Copy the items from the first line through the line containing "console-line: Executing on", swapping "maximize" for "expand" and keeping everything else the same.

[Spatial layout entries]
-------------------------

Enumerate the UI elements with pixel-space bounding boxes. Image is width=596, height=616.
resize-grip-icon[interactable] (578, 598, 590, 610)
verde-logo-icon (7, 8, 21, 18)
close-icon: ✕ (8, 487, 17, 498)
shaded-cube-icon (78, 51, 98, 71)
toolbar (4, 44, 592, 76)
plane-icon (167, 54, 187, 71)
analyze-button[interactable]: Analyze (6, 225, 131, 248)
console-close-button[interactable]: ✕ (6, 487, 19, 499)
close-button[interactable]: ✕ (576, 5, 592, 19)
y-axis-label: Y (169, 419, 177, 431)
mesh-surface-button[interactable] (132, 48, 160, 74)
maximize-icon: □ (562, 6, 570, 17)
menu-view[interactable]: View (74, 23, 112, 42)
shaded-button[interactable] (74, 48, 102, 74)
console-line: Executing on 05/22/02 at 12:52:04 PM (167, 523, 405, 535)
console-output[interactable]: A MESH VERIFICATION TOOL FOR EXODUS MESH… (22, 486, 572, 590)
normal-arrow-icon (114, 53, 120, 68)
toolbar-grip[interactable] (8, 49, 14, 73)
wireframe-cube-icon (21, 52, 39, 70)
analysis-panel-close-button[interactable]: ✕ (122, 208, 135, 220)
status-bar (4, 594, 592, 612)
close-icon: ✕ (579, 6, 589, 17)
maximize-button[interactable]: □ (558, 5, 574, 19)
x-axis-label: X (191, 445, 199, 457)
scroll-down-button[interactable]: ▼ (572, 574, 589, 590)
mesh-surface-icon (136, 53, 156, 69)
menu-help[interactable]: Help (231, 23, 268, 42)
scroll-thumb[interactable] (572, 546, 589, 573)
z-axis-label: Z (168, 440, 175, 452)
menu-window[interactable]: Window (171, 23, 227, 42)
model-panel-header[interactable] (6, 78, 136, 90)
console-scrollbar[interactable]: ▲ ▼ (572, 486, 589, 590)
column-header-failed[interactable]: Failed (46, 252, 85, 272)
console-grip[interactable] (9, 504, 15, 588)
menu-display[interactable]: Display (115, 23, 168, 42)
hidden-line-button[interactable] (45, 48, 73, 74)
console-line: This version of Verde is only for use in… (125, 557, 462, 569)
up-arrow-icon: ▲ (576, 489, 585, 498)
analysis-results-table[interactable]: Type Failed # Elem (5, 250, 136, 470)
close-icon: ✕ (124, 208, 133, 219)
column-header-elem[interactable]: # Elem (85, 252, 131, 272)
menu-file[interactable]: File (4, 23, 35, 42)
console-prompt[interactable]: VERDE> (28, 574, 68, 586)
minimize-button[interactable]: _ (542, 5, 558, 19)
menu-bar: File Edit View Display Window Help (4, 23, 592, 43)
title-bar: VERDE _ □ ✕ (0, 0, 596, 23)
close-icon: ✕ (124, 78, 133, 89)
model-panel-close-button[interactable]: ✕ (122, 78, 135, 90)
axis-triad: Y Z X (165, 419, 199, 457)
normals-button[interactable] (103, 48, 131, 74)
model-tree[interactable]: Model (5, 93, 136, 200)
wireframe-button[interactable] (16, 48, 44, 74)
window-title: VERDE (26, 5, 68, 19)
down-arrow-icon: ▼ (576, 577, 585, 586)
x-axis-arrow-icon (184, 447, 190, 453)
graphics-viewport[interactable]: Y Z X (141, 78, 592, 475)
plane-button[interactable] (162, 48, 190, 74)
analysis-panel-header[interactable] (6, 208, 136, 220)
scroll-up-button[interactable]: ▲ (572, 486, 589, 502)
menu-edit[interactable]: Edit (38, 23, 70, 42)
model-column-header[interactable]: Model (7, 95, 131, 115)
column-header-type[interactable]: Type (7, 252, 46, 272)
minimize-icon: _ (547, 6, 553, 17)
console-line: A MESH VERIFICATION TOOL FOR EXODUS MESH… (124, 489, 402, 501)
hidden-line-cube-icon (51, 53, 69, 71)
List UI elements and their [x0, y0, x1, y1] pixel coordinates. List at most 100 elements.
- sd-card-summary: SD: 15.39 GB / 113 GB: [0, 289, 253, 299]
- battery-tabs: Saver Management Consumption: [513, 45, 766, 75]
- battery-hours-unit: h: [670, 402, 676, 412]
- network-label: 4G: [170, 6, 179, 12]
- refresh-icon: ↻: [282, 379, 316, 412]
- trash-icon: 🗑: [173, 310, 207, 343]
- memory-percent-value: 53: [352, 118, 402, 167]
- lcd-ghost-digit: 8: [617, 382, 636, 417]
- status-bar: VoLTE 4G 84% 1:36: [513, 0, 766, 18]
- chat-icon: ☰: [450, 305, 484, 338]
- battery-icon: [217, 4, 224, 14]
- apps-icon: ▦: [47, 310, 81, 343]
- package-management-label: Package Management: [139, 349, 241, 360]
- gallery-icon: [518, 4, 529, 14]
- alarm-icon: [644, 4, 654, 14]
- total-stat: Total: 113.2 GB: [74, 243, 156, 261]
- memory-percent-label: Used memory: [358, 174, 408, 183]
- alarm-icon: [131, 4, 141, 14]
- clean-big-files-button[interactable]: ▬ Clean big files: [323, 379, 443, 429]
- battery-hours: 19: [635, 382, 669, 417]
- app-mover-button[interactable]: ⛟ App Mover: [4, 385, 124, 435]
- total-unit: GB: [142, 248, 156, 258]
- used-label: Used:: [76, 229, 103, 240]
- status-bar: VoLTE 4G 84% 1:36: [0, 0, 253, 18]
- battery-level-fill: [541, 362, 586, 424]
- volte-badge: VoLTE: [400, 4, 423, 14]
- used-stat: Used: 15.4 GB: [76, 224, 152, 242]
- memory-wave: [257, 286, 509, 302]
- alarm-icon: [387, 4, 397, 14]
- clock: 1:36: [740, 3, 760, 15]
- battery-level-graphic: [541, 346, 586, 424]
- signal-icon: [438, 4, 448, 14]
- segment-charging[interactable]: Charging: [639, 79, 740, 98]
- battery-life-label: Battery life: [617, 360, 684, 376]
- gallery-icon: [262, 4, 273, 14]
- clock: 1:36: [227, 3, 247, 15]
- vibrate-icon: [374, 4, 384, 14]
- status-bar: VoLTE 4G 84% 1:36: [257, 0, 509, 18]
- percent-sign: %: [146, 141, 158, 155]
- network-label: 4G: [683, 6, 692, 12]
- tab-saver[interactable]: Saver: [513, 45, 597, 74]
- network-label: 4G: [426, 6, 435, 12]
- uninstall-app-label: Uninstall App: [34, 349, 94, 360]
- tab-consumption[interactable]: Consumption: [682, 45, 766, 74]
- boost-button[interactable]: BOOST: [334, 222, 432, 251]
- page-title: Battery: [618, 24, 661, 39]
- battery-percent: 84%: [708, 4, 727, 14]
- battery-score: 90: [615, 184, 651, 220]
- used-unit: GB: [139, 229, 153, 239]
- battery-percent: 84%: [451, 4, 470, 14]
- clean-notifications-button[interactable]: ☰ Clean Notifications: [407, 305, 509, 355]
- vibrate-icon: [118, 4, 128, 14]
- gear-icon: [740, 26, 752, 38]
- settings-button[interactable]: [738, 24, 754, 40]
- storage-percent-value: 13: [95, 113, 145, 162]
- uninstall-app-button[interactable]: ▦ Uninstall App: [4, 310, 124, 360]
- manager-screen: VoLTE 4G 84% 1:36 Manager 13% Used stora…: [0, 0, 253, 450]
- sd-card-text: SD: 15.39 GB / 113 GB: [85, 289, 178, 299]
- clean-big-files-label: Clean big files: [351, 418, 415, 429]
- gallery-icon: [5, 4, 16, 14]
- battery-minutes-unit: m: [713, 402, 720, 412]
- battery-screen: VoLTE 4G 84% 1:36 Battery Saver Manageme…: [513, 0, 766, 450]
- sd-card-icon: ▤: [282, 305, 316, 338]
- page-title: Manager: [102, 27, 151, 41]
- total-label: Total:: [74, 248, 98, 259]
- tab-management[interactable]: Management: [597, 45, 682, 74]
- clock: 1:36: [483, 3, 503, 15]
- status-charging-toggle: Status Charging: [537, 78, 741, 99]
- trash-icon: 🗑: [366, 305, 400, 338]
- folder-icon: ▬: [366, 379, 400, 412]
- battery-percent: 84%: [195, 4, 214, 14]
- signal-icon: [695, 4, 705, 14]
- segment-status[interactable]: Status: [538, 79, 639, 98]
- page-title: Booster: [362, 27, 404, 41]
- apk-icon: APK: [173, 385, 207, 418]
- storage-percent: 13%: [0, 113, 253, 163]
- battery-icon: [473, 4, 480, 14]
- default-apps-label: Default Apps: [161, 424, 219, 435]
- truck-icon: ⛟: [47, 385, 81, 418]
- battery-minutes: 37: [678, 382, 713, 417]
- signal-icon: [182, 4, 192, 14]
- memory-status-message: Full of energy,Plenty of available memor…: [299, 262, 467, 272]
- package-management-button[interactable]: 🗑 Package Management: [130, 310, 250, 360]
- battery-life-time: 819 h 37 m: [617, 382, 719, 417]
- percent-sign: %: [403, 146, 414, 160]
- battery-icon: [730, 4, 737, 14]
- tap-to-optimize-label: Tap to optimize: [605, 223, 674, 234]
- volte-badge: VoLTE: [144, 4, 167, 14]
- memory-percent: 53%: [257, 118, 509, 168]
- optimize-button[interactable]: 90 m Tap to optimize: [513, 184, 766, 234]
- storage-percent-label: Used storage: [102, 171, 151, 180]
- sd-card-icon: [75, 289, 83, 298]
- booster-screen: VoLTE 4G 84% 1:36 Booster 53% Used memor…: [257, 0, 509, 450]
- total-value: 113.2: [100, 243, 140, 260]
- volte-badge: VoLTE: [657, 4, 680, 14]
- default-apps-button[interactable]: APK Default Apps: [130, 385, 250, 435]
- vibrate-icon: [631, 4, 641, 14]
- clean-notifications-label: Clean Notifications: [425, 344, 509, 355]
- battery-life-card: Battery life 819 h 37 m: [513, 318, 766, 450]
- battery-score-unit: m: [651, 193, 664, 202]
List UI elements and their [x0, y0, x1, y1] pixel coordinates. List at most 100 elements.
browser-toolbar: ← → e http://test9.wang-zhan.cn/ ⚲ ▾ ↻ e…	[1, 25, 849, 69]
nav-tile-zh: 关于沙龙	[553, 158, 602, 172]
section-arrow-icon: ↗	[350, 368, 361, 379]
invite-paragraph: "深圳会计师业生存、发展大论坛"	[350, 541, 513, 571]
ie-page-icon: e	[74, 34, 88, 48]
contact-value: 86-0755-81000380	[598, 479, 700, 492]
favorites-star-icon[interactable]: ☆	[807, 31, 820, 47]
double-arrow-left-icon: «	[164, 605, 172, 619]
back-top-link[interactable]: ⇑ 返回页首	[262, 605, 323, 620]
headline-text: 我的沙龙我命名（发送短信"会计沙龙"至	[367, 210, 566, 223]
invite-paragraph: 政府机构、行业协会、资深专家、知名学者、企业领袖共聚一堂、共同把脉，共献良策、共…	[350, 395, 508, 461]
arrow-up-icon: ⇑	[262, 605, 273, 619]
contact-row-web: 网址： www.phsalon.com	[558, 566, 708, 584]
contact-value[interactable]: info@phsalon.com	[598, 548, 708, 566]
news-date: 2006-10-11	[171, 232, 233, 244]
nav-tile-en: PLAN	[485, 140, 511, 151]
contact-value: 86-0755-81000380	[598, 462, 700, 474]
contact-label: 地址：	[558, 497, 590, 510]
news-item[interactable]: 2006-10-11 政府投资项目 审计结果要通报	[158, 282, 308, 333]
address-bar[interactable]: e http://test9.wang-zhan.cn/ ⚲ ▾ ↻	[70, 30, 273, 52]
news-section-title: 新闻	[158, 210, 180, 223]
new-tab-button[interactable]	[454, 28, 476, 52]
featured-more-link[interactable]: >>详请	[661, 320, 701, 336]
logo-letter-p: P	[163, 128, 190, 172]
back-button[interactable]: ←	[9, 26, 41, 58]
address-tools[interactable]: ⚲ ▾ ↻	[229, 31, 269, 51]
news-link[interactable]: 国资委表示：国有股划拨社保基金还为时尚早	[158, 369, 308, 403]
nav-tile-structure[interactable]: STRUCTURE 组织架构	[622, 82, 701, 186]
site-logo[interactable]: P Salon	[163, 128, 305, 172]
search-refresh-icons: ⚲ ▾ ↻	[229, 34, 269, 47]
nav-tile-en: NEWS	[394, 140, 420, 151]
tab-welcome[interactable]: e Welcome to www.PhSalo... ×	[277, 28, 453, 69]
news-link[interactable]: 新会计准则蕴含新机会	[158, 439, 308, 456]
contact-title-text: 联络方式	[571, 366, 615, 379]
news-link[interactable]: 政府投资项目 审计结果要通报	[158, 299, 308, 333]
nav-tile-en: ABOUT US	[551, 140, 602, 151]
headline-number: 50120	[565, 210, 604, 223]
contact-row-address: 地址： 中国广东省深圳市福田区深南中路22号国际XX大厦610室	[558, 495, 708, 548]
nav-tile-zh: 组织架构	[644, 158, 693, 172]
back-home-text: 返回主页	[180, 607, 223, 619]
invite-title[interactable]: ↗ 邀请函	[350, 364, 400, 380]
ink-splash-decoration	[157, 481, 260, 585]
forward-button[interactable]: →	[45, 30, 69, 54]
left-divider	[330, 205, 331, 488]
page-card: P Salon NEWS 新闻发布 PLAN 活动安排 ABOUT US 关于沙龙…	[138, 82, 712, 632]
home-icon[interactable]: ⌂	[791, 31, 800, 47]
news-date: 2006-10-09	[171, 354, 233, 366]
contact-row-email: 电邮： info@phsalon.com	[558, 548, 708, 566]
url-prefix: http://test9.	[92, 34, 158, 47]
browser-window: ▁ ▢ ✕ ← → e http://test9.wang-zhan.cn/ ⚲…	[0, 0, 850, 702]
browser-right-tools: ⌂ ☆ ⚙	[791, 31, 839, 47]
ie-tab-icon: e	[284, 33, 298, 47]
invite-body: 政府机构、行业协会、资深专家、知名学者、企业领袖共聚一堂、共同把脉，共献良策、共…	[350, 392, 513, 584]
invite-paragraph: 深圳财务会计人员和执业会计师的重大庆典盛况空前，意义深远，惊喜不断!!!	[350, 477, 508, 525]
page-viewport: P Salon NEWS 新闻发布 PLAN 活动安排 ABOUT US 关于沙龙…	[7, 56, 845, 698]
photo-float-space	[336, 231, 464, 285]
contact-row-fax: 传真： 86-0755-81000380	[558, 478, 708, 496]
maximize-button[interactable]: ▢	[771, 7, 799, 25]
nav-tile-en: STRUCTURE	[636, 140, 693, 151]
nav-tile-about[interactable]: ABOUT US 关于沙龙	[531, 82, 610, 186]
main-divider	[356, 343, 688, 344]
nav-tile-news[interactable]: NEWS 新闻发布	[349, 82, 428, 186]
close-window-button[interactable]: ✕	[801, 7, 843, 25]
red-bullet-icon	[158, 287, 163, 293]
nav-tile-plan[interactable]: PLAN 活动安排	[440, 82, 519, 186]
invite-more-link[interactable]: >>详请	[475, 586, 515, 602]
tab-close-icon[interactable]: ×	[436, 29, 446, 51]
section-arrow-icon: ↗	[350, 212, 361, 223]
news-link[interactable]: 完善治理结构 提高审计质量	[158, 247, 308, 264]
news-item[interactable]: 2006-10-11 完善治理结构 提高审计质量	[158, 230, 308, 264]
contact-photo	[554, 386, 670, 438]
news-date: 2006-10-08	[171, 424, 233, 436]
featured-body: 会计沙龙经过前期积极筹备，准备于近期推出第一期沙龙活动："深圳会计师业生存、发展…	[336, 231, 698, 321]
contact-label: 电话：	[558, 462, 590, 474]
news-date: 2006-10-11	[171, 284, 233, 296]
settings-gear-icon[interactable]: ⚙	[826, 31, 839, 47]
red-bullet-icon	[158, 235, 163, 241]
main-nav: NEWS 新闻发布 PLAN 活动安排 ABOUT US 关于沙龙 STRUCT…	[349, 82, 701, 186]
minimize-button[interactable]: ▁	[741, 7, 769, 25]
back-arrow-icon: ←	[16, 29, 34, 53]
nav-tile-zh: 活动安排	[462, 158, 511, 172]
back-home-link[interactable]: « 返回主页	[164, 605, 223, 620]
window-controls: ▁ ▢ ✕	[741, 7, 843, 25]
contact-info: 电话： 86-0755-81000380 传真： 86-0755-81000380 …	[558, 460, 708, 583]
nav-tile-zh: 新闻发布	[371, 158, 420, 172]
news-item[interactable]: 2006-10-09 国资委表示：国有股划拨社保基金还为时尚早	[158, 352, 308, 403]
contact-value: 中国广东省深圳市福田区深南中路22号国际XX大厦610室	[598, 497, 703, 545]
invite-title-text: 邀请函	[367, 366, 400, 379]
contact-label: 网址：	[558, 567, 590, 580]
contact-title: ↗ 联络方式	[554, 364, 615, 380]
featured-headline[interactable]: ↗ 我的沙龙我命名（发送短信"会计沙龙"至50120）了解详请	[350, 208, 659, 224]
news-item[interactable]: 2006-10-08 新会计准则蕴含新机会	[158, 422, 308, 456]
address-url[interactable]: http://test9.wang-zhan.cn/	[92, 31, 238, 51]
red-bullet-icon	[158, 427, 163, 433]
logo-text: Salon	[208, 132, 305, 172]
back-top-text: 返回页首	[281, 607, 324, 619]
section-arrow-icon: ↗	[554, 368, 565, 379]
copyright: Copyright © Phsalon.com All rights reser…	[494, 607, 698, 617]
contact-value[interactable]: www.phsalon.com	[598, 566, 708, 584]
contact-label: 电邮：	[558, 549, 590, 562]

-------------------------

Complete response
Enumerate the UI elements with pixel-space bounding boxes. Image is width=596, height=616.
resize-grip-icon[interactable] (578, 598, 590, 610)
verde-logo-icon (7, 8, 21, 18)
close-icon: ✕ (8, 487, 17, 498)
shaded-cube-icon (78, 51, 98, 71)
toolbar (4, 44, 592, 76)
plane-icon (167, 54, 187, 71)
analyze-button[interactable]: Analyze (6, 225, 131, 248)
console-close-button[interactable]: ✕ (6, 487, 19, 499)
close-button[interactable]: ✕ (576, 5, 592, 19)
y-axis-label: Y (169, 419, 177, 431)
mesh-surface-button[interactable] (132, 48, 160, 74)
expand-icon: □ (562, 6, 570, 17)
menu-view[interactable]: View (74, 23, 112, 42)
shaded-button[interactable] (74, 48, 102, 74)
console-line: Executing on 05/22/02 at 12:52:04 PM (167, 523, 405, 535)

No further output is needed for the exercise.